RECORDS SHOWN:
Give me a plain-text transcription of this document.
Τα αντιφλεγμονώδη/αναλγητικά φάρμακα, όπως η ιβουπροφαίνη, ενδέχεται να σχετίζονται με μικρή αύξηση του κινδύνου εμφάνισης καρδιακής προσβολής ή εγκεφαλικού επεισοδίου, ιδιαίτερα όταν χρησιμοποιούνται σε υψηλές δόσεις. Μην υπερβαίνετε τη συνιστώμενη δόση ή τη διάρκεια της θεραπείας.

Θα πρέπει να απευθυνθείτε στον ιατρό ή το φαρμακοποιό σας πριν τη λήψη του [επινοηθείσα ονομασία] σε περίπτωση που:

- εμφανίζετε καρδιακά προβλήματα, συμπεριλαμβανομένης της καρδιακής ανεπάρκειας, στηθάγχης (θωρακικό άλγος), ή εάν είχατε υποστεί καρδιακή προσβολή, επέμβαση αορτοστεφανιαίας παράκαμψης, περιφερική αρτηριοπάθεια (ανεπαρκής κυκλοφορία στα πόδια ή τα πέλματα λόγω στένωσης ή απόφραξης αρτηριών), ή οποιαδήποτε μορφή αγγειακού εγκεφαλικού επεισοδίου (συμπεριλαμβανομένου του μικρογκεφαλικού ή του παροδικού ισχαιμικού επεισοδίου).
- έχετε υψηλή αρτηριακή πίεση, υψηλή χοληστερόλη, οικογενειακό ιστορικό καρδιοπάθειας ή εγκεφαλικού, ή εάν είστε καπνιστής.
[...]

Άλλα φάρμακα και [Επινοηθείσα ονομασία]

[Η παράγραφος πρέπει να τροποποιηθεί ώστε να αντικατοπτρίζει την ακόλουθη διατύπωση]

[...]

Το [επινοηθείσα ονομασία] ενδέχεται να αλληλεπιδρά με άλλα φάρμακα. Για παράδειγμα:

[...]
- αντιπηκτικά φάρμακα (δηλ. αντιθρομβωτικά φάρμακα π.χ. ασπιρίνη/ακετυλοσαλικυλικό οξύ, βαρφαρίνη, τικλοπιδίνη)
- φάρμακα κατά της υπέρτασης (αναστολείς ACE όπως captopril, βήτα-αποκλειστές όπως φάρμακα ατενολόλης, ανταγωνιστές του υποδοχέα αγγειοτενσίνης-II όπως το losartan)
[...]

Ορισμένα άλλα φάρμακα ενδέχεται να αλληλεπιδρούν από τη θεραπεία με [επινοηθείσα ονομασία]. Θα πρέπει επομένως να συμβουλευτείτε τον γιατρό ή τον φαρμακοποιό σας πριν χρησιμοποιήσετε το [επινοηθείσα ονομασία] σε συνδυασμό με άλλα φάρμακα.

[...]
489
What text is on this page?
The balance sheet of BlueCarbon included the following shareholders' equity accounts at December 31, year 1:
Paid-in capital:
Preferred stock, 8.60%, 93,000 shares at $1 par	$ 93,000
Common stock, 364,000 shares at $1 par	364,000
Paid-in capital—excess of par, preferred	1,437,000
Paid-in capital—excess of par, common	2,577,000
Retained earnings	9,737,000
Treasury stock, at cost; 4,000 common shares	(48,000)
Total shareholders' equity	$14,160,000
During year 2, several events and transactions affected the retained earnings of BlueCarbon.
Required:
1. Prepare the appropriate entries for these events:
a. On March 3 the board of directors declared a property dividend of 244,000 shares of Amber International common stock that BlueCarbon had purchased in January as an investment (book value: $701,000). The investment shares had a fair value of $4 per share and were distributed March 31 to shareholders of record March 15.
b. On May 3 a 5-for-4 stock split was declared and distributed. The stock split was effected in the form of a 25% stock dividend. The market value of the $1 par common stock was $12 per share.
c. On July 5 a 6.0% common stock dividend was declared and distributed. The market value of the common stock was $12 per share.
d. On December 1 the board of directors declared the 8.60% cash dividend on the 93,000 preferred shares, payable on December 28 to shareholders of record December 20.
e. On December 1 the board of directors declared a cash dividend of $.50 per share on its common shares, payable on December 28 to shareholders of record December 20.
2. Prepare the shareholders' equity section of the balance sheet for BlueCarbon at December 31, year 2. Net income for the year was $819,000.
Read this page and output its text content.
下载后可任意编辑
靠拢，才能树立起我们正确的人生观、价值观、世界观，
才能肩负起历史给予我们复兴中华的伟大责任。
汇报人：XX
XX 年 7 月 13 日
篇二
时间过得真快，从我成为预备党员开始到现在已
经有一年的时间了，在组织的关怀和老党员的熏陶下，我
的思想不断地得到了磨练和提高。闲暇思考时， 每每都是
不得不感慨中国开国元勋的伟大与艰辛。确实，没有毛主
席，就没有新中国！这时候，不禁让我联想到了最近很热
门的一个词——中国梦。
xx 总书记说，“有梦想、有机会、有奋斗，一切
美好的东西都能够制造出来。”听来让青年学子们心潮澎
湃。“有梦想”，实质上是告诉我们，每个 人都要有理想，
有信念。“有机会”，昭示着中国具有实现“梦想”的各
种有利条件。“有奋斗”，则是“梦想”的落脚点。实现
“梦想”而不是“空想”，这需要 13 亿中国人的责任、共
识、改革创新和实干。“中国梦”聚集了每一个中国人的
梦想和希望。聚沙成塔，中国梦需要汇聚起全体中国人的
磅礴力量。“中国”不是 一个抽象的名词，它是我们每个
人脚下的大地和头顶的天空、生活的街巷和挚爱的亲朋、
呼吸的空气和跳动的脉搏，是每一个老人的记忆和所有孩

THE REQUEST: Across the material above, count every line holding "cash" and write down only the number.

FULL SOLUTION: 2